>> begin DATASET RECORDS
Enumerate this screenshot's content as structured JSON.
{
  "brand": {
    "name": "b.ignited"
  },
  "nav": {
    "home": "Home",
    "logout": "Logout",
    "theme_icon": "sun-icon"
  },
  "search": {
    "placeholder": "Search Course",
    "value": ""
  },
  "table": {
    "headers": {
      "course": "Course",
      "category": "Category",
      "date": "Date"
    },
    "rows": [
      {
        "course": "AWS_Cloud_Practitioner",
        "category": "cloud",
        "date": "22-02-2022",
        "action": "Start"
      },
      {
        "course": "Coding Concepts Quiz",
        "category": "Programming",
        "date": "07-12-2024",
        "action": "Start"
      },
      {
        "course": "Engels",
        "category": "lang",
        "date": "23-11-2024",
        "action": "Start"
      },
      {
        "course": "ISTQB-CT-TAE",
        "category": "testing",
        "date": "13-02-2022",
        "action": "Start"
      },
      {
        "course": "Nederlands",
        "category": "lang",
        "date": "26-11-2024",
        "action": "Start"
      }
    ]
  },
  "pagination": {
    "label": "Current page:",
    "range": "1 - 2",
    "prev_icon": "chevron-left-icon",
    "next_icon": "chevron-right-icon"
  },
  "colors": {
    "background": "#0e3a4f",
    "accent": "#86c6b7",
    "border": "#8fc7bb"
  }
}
>> end DATASET RECORDS
● GOAL OF THE EXERCISE:
Keep only those lines of the records that hold "icon", and return them.

● TASK ANSWER:
    "theme_icon": "sun-icon"
    "prev_icon": "chevron-left-icon",
    "next_icon": "chevron-right-icon"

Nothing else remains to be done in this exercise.